**What you will do**
Note each line that includes the word "SALT". Copy those lines.

**Provided records**

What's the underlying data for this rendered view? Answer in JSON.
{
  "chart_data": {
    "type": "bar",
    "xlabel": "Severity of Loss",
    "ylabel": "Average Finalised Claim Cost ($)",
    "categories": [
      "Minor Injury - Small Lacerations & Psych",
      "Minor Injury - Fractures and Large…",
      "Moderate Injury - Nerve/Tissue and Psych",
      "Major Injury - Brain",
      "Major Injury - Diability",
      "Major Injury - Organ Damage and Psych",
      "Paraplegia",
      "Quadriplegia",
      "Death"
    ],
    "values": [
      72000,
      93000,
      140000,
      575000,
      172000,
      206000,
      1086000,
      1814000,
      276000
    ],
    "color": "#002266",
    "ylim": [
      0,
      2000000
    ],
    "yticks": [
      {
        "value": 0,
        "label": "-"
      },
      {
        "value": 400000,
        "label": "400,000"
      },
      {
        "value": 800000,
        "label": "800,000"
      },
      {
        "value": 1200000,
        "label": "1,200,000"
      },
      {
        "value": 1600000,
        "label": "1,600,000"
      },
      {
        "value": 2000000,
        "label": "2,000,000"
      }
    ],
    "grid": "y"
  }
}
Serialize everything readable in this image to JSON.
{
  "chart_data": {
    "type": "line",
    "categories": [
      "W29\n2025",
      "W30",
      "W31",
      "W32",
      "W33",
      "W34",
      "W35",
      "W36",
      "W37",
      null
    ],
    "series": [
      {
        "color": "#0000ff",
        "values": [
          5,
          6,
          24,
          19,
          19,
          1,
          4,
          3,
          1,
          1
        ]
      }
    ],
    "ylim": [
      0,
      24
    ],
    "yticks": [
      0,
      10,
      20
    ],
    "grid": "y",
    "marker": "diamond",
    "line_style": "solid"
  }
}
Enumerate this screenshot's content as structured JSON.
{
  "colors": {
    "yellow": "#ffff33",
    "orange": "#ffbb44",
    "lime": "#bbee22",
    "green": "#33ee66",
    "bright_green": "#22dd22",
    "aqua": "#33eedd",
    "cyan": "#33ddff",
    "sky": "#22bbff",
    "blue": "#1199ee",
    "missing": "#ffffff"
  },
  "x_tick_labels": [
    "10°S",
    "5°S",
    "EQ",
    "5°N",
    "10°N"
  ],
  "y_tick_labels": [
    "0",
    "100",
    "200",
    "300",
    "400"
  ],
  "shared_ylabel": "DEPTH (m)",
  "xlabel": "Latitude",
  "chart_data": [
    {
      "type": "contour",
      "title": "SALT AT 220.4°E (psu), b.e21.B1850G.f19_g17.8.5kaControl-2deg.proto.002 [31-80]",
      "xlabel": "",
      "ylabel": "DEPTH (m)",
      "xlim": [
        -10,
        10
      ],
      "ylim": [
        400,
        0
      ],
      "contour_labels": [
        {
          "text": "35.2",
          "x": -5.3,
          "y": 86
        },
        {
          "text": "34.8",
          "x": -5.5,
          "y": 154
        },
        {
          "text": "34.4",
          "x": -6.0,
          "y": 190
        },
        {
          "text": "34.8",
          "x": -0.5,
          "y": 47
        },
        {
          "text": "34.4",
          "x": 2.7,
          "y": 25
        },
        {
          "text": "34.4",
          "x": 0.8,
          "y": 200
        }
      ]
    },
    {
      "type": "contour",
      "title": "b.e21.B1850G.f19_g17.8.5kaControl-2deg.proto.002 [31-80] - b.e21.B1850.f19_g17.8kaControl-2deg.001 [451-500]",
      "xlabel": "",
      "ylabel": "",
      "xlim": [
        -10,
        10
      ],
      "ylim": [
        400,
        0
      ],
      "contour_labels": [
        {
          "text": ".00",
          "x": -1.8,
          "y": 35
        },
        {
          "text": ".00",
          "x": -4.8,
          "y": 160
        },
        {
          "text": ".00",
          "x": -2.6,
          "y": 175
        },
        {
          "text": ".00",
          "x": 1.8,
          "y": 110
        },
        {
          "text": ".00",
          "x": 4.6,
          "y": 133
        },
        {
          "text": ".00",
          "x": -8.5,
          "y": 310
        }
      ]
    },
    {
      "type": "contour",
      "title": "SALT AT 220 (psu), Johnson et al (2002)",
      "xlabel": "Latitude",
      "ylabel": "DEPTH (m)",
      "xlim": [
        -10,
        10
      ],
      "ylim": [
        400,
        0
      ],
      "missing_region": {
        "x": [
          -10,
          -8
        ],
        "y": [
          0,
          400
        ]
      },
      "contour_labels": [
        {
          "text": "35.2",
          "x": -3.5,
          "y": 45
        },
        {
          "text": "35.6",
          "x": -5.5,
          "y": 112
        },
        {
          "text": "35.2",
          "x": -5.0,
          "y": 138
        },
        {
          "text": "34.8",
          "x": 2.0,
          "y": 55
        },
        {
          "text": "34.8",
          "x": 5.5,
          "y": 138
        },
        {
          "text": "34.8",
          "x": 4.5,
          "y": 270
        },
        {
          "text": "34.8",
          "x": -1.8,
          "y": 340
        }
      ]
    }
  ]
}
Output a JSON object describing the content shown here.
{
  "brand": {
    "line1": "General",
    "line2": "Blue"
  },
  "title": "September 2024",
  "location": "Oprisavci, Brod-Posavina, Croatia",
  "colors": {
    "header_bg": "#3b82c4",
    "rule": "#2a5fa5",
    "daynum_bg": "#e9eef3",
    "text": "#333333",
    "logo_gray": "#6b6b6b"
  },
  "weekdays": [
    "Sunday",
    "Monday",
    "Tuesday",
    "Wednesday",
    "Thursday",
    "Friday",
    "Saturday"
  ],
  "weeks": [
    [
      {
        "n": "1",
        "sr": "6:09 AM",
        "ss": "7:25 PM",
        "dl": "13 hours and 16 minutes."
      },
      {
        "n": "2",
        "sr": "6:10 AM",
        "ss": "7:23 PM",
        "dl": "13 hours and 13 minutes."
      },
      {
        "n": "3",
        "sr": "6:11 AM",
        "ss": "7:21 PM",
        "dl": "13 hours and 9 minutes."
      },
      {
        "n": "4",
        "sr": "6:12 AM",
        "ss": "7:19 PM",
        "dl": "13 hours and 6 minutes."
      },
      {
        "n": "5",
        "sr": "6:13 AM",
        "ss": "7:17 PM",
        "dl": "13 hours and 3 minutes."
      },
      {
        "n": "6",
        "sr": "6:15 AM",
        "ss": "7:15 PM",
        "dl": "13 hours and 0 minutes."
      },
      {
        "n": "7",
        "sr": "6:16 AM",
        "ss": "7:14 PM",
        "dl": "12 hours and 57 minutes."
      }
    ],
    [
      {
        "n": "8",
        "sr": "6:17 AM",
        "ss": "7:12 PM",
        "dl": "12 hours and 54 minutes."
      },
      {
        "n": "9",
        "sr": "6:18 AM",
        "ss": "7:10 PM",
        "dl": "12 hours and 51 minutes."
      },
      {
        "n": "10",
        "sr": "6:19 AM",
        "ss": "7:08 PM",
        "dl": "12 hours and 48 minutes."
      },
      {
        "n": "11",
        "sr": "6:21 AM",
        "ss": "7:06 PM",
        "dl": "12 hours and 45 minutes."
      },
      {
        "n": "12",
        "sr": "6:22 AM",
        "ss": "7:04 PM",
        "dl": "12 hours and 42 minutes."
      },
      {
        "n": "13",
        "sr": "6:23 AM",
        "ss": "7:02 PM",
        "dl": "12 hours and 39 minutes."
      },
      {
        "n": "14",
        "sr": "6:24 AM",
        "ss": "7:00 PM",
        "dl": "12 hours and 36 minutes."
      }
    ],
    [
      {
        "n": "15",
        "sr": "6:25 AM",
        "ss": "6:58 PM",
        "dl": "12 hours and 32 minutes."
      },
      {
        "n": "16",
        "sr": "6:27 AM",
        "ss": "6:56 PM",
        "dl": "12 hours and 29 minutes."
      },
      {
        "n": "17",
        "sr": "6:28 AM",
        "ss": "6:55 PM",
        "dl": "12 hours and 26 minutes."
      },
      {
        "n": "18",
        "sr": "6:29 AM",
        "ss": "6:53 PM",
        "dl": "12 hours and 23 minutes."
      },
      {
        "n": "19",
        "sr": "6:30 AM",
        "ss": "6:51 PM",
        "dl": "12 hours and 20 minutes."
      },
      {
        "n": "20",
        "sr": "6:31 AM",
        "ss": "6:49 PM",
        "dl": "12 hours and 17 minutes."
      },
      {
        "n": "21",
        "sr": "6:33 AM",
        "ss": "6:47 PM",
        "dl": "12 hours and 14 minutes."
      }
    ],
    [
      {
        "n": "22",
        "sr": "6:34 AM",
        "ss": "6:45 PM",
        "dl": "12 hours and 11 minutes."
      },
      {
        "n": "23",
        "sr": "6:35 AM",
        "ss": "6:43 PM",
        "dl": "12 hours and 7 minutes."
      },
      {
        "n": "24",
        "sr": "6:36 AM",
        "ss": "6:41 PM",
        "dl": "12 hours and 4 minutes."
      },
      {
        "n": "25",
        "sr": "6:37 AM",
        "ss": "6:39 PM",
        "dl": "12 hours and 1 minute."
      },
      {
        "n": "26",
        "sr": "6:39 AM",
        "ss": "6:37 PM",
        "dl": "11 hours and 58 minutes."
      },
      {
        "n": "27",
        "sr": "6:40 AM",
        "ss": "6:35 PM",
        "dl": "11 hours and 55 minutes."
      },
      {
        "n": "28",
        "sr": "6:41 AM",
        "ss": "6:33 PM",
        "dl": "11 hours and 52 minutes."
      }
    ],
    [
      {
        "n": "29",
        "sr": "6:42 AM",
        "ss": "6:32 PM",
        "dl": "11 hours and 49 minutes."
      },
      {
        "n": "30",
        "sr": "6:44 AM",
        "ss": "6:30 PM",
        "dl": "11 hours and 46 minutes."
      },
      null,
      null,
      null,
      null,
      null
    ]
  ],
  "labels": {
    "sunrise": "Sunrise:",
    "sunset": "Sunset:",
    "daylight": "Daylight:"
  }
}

**Written solution**
      "title": "SALT AT 220.4°E (psu), b.e21.B1850G.f19_g17.8.5kaControl-2deg.proto.002 [31-80]",
      "title": "SALT AT 220 (psu), Johnson et al (2002)",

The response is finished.